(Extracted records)

>>>

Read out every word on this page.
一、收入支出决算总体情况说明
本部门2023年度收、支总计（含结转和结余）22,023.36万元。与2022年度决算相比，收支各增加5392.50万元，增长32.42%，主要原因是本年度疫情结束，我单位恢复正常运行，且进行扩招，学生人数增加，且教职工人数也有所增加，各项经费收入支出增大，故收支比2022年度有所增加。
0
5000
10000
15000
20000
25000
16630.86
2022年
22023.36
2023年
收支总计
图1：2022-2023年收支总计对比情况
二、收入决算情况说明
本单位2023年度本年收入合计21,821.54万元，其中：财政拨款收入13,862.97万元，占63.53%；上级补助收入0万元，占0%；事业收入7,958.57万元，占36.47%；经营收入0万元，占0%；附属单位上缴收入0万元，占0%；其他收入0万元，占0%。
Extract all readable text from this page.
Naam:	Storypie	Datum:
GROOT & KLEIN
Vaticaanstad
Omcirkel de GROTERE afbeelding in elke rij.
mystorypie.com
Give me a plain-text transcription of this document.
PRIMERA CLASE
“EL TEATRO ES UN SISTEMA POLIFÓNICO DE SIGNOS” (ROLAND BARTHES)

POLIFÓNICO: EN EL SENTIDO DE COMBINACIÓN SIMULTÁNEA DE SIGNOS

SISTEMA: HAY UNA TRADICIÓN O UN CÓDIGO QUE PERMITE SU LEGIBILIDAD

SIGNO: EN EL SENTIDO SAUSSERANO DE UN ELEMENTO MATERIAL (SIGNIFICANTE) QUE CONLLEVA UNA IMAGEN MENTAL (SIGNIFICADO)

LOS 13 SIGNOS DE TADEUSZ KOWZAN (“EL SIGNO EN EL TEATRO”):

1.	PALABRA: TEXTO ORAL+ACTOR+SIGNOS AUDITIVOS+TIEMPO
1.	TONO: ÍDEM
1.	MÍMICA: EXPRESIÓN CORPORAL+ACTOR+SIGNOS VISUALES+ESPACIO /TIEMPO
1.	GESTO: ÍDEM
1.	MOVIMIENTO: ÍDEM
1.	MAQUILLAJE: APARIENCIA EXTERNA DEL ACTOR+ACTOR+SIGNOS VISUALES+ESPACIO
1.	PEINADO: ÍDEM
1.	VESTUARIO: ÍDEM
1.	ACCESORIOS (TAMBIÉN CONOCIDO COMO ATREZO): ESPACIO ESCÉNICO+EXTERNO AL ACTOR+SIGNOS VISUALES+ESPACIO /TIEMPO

<<<

Output the records verbatim, from the first line to the last.

## [Response]
Read out every word on this page.
一、收入支出决算总体情况说明
本部门2023年度收、支总计（含结转和结余）22,023.36万元。与2022年度决算相比，收支各增加5392.50万元，增长32.42%，主要原因是本年度疫情结束，我单位恢复正常运行，且进行扩招，学生人数增加，且教职工人数也有所增加，各项经费收入支出增大，故收支比2022年度有所增加。
0
5000
10000
15000
20000
25000
16630.86
2022年
22023.36
2023年
收支总计
图1：2022-2023年收支总计对比情况
二、收入决算情况说明
本单位2023年度本年收入合计21,821.54万元，其中：财政拨款收入13,862.97万元，占63.53%；上级补助收入0万元，占0%；事业收入7,958.57万元，占36.47%；经营收入0万元，占0%；附属单位上缴收入0万元，占0%；其他收入0万元，占0%。
Extract all readable text from this page.
Naam:	Storypie	Datum:
GROOT & KLEIN
Vaticaanstad
Omcirkel de GROTERE afbeelding in elke rij.
mystorypie.com
Give me a plain-text transcription of this document.
PRIMERA CLASE
“EL TEATRO ES UN SISTEMA POLIFÓNICO DE SIGNOS” (ROLAND BARTHES)

POLIFÓNICO: EN EL SENTIDO DE COMBINACIÓN SIMULTÁNEA DE SIGNOS

SISTEMA: HAY UNA TRADICIÓN O UN CÓDIGO QUE PERMITE SU LEGIBILIDAD

SIGNO: EN EL SENTIDO SAUSSERANO DE UN ELEMENTO MATERIAL (SIGNIFICANTE) QUE CONLLEVA UNA IMAGEN MENTAL (SIGNIFICADO)

LOS 13 SIGNOS DE TADEUSZ KOWZAN (“EL SIGNO EN EL TEATRO”):

1.	PALABRA: TEXTO ORAL+ACTOR+SIGNOS AUDITIVOS+TIEMPO
1.	TONO: ÍDEM
1.	MÍMICA: EXPRESIÓN CORPORAL+ACTOR+SIGNOS VISUALES+ESPACIO /TIEMPO
1.	GESTO: ÍDEM
1.	MOVIMIENTO: ÍDEM
1.	MAQUILLAJE: APARIENCIA EXTERNA DEL ACTOR+ACTOR+SIGNOS VISUALES+ESPACIO
1.	PEINADO: ÍDEM
1.	VESTUARIO: ÍDEM
1.	ACCESORIOS (TAMBIÉN CONOCIDO COMO ATREZO): ESPACIO ESCÉNICO+EXTERNO AL ACTOR+SIGNOS VISUALES+ESPACIO /TIEMPO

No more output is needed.